Exercise goal –
Return the records that follow, matching each one exactly.

-- start of Items --

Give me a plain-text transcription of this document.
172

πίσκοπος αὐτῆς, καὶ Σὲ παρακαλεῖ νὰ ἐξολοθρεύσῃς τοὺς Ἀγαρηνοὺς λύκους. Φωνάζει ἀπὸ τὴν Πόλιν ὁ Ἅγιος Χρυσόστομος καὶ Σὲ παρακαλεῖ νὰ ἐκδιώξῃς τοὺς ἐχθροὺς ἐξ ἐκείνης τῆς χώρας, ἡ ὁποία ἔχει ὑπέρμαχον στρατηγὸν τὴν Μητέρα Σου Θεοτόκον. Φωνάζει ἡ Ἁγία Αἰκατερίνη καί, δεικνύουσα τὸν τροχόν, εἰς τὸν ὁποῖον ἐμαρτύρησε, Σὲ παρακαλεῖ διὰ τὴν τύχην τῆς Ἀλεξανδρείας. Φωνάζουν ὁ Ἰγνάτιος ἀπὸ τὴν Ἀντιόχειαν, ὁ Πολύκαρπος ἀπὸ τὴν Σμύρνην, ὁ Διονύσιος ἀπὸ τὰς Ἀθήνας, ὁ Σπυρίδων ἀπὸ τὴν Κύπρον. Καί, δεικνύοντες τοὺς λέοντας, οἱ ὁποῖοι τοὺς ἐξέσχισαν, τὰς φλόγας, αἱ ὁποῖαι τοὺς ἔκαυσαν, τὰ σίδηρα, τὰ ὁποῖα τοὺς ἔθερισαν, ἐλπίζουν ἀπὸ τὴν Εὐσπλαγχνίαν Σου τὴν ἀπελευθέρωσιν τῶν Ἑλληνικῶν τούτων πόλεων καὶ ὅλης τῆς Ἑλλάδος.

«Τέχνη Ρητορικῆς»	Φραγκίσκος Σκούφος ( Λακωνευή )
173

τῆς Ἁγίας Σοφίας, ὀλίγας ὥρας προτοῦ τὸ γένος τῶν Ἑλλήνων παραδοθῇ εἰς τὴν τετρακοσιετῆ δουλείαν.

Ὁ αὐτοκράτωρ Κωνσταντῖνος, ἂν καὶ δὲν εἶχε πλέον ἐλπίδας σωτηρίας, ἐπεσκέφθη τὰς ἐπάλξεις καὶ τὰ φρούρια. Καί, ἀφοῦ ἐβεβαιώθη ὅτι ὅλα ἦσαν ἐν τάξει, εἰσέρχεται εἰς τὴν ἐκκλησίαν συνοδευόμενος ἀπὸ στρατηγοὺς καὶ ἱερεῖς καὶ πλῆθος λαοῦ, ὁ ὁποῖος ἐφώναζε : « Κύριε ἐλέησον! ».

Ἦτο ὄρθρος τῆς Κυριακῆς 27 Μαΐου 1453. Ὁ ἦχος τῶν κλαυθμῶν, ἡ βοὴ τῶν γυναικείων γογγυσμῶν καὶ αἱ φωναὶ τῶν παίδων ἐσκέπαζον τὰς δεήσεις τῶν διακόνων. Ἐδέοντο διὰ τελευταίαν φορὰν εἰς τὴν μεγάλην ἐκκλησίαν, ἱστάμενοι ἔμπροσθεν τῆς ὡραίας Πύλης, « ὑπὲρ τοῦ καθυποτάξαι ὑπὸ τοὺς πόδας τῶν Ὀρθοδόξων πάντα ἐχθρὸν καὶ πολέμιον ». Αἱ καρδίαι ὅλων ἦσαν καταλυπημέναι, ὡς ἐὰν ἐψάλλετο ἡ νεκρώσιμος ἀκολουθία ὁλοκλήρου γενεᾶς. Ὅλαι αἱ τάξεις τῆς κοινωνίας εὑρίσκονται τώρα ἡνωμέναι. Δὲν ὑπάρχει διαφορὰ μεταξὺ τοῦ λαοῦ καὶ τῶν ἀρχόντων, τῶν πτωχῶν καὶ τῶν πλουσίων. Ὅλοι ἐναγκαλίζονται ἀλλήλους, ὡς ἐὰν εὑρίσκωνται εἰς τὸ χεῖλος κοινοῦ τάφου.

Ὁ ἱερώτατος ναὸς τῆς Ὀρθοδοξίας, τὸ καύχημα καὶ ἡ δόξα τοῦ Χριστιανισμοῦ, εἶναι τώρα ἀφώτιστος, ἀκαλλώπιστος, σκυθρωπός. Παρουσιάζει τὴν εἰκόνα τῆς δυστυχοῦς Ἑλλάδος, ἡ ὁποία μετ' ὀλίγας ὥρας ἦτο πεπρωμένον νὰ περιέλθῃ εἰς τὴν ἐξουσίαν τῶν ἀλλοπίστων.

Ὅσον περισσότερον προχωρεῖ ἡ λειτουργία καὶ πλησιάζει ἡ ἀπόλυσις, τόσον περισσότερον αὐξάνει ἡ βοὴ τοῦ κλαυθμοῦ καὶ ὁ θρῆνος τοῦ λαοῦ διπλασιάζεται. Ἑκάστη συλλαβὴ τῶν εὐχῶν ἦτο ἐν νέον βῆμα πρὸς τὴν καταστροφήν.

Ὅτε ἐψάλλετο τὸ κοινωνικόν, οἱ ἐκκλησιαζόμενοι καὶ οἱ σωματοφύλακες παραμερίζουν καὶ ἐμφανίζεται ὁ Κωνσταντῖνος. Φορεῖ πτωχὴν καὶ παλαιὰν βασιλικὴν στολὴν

-- end of Items --

Exercise response –
Give me a plain-text transcription of this document.
172

πίσκοπος αὐτῆς, καὶ Σὲ παρακαλεῖ νὰ ἐξολοθρεύσῃς τοὺς Ἀγαρηνοὺς λύκους. Φωνάζει ἀπὸ τὴν Πόλιν ὁ Ἅγιος Χρυσόστομος καὶ Σὲ παρακαλεῖ νὰ ἐκδιώξῃς τοὺς ἐχθροὺς ἐξ ἐκείνης τῆς χώρας, ἡ ὁποία ἔχει ὑπέρμαχον στρατηγὸν τὴν Μητέρα Σου Θεοτόκον. Φωνάζει ἡ Ἁγία Αἰκατερίνη καί, δεικνύουσα τὸν τροχόν, εἰς τὸν ὁποῖον ἐμαρτύρησε, Σὲ παρακαλεῖ διὰ τὴν τύχην τῆς Ἀλεξανδρείας. Φωνάζουν ὁ Ἰγνάτιος ἀπὸ τὴν Ἀντιόχειαν, ὁ Πολύκαρπος ἀπὸ τὴν Σμύρνην, ὁ Διονύσιος ἀπὸ τὰς Ἀθήνας, ὁ Σπυρίδων ἀπὸ τὴν Κύπρον. Καί, δεικνύοντες τοὺς λέοντας, οἱ ὁποῖοι τοὺς ἐξέσχισαν, τὰς φλόγας, αἱ ὁποῖαι τοὺς ἔκαυσαν, τὰ σίδηρα, τὰ ὁποῖα τοὺς ἔθερισαν, ἐλπίζουν ἀπὸ τὴν Εὐσπλαγχνίαν Σου τὴν ἀπελευθέρωσιν τῶν Ἑλληνικῶν τούτων πόλεων καὶ ὅλης τῆς Ἑλλάδος.

«Τέχνη Ρητορικῆς»	Φραγκίσκος Σκούφος ( Λακωνευή )
173

τῆς Ἁγίας Σοφίας, ὀλίγας ὥρας προτοῦ τὸ γένος τῶν Ἑλλήνων παραδοθῇ εἰς τὴν τετρακοσιετῆ δουλείαν.

Ὁ αὐτοκράτωρ Κωνσταντῖνος, ἂν καὶ δὲν εἶχε πλέον ἐλπίδας σωτηρίας, ἐπεσκέφθη τὰς ἐπάλξεις καὶ τὰ φρούρια. Καί, ἀφοῦ ἐβεβαιώθη ὅτι ὅλα ἦσαν ἐν τάξει, εἰσέρχεται εἰς τὴν ἐκκλησίαν συνοδευόμενος ἀπὸ στρατηγοὺς καὶ ἱερεῖς καὶ πλῆθος λαοῦ, ὁ ὁποῖος ἐφώναζε : « Κύριε ἐλέησον! ».

Ἦτο ὄρθρος τῆς Κυριακῆς 27 Μαΐου 1453. Ὁ ἦχος τῶν κλαυθμῶν, ἡ βοὴ τῶν γυναικείων γογγυσμῶν καὶ αἱ φωναὶ τῶν παίδων ἐσκέπαζον τὰς δεήσεις τῶν διακόνων. Ἐδέοντο διὰ τελευταίαν φορὰν εἰς τὴν μεγάλην ἐκκλησίαν, ἱστάμενοι ἔμπροσθεν τῆς ὡραίας Πύλης, « ὑπὲρ τοῦ καθυποτάξαι ὑπὸ τοὺς πόδας τῶν Ὀρθοδόξων πάντα ἐχθρὸν καὶ πολέμιον ». Αἱ καρδίαι ὅλων ἦσαν καταλυπημέναι, ὡς ἐὰν ἐψάλλετο ἡ νεκρώσιμος ἀκολουθία ὁλοκλήρου γενεᾶς. Ὅλαι αἱ τάξεις τῆς κοινωνίας εὑρίσκονται τώρα ἡνωμέναι. Δὲν ὑπάρχει διαφορὰ μεταξὺ τοῦ λαοῦ καὶ τῶν ἀρχόντων, τῶν πτωχῶν καὶ τῶν πλουσίων. Ὅλοι ἐναγκαλίζονται ἀλλήλους, ὡς ἐὰν εὑρίσκωνται εἰς τὸ χεῖλος κοινοῦ τάφου.

Ὁ ἱερώτατος ναὸς τῆς Ὀρθοδοξίας, τὸ καύχημα καὶ ἡ δόξα τοῦ Χριστιανισμοῦ, εἶναι τώρα ἀφώτιστος, ἀκαλλώπιστος, σκυθρωπός. Παρουσιάζει τὴν εἰκόνα τῆς δυστυχοῦς Ἑλλάδος, ἡ ὁποία μετ' ὀλίγας ὥρας ἦτο πεπρωμένον νὰ περιέλθῃ εἰς τὴν ἐξουσίαν τῶν ἀλλοπίστων.

Ὅσον περισσότερον προχωρεῖ ἡ λειτουργία καὶ πλησιάζει ἡ ἀπόλυσις, τόσον περισσότερον αὐξάνει ἡ βοὴ τοῦ κλαυθμοῦ καὶ ὁ θρῆνος τοῦ λαοῦ διπλασιάζεται. Ἑκάστη συλλαβὴ τῶν εὐχῶν ἦτο ἐν νέον βῆμα πρὸς τὴν καταστροφήν.

Ὅτε ἐψάλλετο τὸ κοινωνικόν, οἱ ἐκκλησιαζόμενοι καὶ οἱ σωματοφύλακες παραμερίζουν καὶ ἐμφανίζεται ὁ Κωνσταντῖνος. Φορεῖ πτωχὴν καὶ παλαιὰν βασιλικὴν στολὴν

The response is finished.